#### [Records supplied]
▬▬▬▬▬▬
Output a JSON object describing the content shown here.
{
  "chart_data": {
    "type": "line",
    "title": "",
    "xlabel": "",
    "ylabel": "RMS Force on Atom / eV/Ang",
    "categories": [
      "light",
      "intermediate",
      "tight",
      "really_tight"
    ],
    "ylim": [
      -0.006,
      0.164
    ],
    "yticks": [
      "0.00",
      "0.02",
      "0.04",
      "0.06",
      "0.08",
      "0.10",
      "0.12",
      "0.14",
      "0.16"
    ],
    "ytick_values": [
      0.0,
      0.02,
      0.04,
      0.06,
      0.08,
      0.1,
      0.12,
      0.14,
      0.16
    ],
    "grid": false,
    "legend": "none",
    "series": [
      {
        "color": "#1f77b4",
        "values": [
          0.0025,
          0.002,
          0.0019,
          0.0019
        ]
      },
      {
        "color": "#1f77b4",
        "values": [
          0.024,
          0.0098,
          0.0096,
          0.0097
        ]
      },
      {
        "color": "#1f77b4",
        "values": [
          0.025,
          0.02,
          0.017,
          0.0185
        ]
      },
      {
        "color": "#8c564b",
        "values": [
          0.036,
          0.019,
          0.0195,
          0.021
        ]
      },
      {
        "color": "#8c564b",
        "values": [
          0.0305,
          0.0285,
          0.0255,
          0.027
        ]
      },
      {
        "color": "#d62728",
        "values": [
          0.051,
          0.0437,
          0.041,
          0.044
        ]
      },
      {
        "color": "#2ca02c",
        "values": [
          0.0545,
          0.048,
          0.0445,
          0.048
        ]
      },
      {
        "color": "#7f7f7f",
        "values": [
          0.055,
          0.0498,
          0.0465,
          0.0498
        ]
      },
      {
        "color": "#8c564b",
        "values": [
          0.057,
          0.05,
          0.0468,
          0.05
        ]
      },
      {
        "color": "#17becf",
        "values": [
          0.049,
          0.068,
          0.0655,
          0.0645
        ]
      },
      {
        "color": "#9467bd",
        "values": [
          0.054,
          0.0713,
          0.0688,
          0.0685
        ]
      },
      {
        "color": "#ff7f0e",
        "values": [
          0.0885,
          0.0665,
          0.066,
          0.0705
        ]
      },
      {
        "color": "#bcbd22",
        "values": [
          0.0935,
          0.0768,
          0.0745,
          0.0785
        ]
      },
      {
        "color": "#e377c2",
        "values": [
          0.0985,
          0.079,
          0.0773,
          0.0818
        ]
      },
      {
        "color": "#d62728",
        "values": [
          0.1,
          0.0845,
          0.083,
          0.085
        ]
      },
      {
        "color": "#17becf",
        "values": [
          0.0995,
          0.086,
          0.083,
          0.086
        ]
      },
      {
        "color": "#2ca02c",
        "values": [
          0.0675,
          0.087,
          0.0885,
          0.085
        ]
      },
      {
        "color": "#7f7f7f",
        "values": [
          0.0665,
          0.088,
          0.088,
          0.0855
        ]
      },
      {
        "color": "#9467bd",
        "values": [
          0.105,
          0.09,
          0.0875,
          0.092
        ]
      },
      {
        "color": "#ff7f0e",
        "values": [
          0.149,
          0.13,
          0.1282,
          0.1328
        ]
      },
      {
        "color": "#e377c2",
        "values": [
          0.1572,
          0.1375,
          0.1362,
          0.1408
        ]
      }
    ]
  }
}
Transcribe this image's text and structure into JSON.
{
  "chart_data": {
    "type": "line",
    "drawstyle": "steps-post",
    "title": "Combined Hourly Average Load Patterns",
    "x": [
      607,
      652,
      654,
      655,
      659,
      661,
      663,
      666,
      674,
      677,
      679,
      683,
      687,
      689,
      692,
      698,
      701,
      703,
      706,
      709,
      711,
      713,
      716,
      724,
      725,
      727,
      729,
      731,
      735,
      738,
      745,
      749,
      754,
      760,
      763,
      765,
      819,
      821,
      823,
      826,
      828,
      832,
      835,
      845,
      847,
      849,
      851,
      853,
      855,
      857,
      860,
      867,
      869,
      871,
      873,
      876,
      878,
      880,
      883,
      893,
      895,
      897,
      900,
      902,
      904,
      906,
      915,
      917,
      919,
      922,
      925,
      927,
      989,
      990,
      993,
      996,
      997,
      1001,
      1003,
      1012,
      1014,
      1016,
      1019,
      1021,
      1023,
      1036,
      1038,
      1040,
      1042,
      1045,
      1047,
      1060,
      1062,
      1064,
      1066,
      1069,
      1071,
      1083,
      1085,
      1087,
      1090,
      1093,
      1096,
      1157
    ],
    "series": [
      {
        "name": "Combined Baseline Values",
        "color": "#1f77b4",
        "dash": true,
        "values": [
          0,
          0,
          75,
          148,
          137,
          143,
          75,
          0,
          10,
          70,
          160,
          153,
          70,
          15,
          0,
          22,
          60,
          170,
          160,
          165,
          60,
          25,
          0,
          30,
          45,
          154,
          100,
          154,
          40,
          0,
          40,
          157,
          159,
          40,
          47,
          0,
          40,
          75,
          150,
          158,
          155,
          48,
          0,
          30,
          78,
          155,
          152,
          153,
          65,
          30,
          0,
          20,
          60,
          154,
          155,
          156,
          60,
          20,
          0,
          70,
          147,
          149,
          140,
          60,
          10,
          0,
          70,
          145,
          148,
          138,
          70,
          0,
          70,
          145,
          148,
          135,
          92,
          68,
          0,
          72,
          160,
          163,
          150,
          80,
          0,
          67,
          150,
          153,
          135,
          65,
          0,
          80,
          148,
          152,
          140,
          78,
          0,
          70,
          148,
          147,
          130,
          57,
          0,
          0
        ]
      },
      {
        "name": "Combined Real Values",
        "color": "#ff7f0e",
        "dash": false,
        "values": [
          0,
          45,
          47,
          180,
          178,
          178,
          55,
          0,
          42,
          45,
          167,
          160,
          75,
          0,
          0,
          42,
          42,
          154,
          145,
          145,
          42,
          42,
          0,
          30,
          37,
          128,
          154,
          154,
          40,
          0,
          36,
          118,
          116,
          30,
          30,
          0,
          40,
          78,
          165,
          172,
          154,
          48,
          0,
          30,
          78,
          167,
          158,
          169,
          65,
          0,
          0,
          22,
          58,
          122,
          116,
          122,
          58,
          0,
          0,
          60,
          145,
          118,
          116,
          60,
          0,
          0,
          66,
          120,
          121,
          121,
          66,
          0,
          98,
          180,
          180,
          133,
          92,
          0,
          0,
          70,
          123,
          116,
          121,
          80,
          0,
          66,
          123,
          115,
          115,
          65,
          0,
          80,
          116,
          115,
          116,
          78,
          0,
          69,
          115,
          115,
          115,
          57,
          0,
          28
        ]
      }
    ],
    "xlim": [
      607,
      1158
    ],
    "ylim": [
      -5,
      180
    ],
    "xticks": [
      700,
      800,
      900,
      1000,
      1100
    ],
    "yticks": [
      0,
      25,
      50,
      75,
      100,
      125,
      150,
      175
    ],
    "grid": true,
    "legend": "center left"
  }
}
▬▬▬▬▬▬
#### [Written problem]
Output the records above in their entirety, exactly.

#### [Answer to the problem]
Output a JSON object describing the content shown here.
{
  "chart_data": {
    "type": "line",
    "title": "",
    "xlabel": "",
    "ylabel": "RMS Force on Atom / eV/Ang",
    "categories": [
      "light",
      "intermediate",
      "tight",
      "really_tight"
    ],
    "ylim": [
      -0.006,
      0.164
    ],
    "yticks": [
      "0.00",
      "0.02",
      "0.04",
      "0.06",
      "0.08",
      "0.10",
      "0.12",
      "0.14",
      "0.16"
    ],
    "ytick_values": [
      0.0,
      0.02,
      0.04,
      0.06,
      0.08,
      0.1,
      0.12,
      0.14,
      0.16
    ],
    "grid": false,
    "legend": "none",
    "series": [
      {
        "color": "#1f77b4",
        "values": [
          0.0025,
          0.002,
          0.0019,
          0.0019
        ]
      },
      {
        "color": "#1f77b4",
        "values": [
          0.024,
          0.0098,
          0.0096,
          0.0097
        ]
      },
      {
        "color": "#1f77b4",
        "values": [
          0.025,
          0.02,
          0.017,
          0.0185
        ]
      },
      {
        "color": "#8c564b",
        "values": [
          0.036,
          0.019,
          0.0195,
          0.021
        ]
      },
      {
        "color": "#8c564b",
        "values": [
          0.0305,
          0.0285,
          0.0255,
          0.027
        ]
      },
      {
        "color": "#d62728",
        "values": [
          0.051,
          0.0437,
          0.041,
          0.044
        ]
      },
      {
        "color": "#2ca02c",
        "values": [
          0.0545,
          0.048,
          0.0445,
          0.048
        ]
      },
      {
        "color": "#7f7f7f",
        "values": [
          0.055,
          0.0498,
          0.0465,
          0.0498
        ]
      },
      {
        "color": "#8c564b",
        "values": [
          0.057,
          0.05,
          0.0468,
          0.05
        ]
      },
      {
        "color": "#17becf",
        "values": [
          0.049,
          0.068,
          0.0655,
          0.0645
        ]
      },
      {
        "color": "#9467bd",
        "values": [
          0.054,
          0.0713,
          0.0688,
          0.0685
        ]
      },
      {
        "color": "#ff7f0e",
        "values": [
          0.0885,
          0.0665,
          0.066,
          0.0705
        ]
      },
      {
        "color": "#bcbd22",
        "values": [
          0.0935,
          0.0768,
          0.0745,
          0.0785
        ]
      },
      {
        "color": "#e377c2",
        "values": [
          0.0985,
          0.079,
          0.0773,
          0.0818
        ]
      },
      {
        "color": "#d62728",
        "values": [
          0.1,
          0.0845,
          0.083,
          0.085
        ]
      },
      {
        "color": "#17becf",
        "values": [
          0.0995,
          0.086,
          0.083,
          0.086
        ]
      },
      {
        "color": "#2ca02c",
        "values": [
          0.0675,
          0.087,
          0.0885,
          0.085
        ]
      },
      {
        "color": "#7f7f7f",
        "values": [
          0.0665,
          0.088,
          0.088,
          0.0855
        ]
      },
      {
        "color": "#9467bd",
        "values": [
          0.105,
          0.09,
          0.0875,
          0.092
        ]
      },
      {
        "color": "#ff7f0e",
        "values": [
          0.149,
          0.13,
          0.1282,
          0.1328
        ]
      },
      {
        "color": "#e377c2",
        "values": [
          0.1572,
          0.1375,
          0.1362,
          0.1408
        ]
      }
    ]
  }
}
Transcribe this image's text and structure into JSON.
{
  "chart_data": {
    "type": "line",
    "drawstyle": "steps-post",
    "title": "Combined Hourly Average Load Patterns",
    "x": [
      607,
      652,
      654,
      655,
      659,
      661,
      663,
      666,
      674,
      677,
      679,
      683,
      687,
      689,
      692,
      698,
      701,
      703,
      706,
      709,
      711,
      713,
      716,
      724,
      725,
      727,
      729,
      731,
      735,
      738,
      745,
      749,
      754,
      760,
      763,
      765,
      819,
      821,
      823,
      826,
      828,
      832,
      835,
      845,
      847,
      849,
      851,
      853,
      855,
      857,
      860,
      867,
      869,
      871,
      873,
      876,
      878,
      880,
      883,
      893,
      895,
      897,
      900,
      902,
      904,
      906,
      915,
      917,
      919,
      922,
      925,
      927,
      989,
      990,
      993,
      996,
      997,
      1001,
      1003,
      1012,
      1014,
      1016,
      1019,
      1021,
      1023,
      1036,
      1038,
      1040,
      1042,
      1045,
      1047,
      1060,
      1062,
      1064,
      1066,
      1069,
      1071,
      1083,
      1085,
      1087,
      1090,
      1093,
      1096,
      1157
    ],
    "series": [
      {
        "name": "Combined Baseline Values",
        "color": "#1f77b4",
        "dash": true,
        "values": [
          0,
          0,
          75,
          148,
          137,
          143,
          75,
          0,
          10,
          70,
          160,
          153,
          70,
          15,
          0,
          22,
          60,
          170,
          160,
          165,
          60,
          25,
          0,
          30,
          45,
          154,
          100,
          154,
          40,
          0,
          40,
          157,
          159,
          40,
          47,
          0,
          40,
          75,
          150,
          158,
          155,
          48,
          0,
          30,
          78,
          155,
          152,
          153,
          65,
          30,
          0,
          20,
          60,
          154,
          155,
          156,
          60,
          20,
          0,
          70,
          147,
          149,
          140,
          60,
          10,
          0,
          70,
          145,
          148,
          138,
          70,
          0,
          70,
          145,
          148,
          135,
          92,
          68,
          0,
          72,
          160,
          163,
          150,
          80,
          0,
          67,
          150,
          153,
          135,
          65,
          0,
          80,
          148,
          152,
          140,
          78,
          0,
          70,
          148,
          147,
          130,
          57,
          0,
          0
        ]
      },
      {
        "name": "Combined Real Values",
        "color": "#ff7f0e",
        "dash": false,
        "values": [
          0,
          45,
          47,
          180,
          178,
          178,
          55,
          0,
          42,
          45,
          167,
          160,
          75,
          0,
          0,
          42,
          42,
          154,
          145,
          145,
          42,
          42,
          0,
          30,
          37,
          128,
          154,
          154,
          40,
          0,
          36,
          118,
          116,
          30,
          30,
          0,
          40,
          78,
          165,
          172,
          154,
          48,
          0,
          30,
          78,
          167,
          158,
          169,
          65,
          0,
          0,
          22,
          58,
          122,
          116,
          122,
          58,
          0,
          0,
          60,
          145,
          118,
          116,
          60,
          0,
          0,
          66,
          120,
          121,
          121,
          66,
          0,
          98,
          180,
          180,
          133,
          92,
          0,
          0,
          70,
          123,
          116,
          121,
          80,
          0,
          66,
          123,
          115,
          115,
          65,
          0,
          80,
          116,
          115,
          116,
          78,
          0,
          69,
          115,
          115,
          115,
          57,
          0,
          28
        ]
      }
    ],
    "xlim": [
      607,
      1158
    ],
    "ylim": [
      -5,
      180
    ],
    "xticks": [
      700,
      800,
      900,
      1000,
      1100
    ],
    "yticks": [
      0,
      25,
      50,
      75,
      100,
      125,
      150,
      175
    ],
    "grid": true,
    "legend": "center left"
  }
}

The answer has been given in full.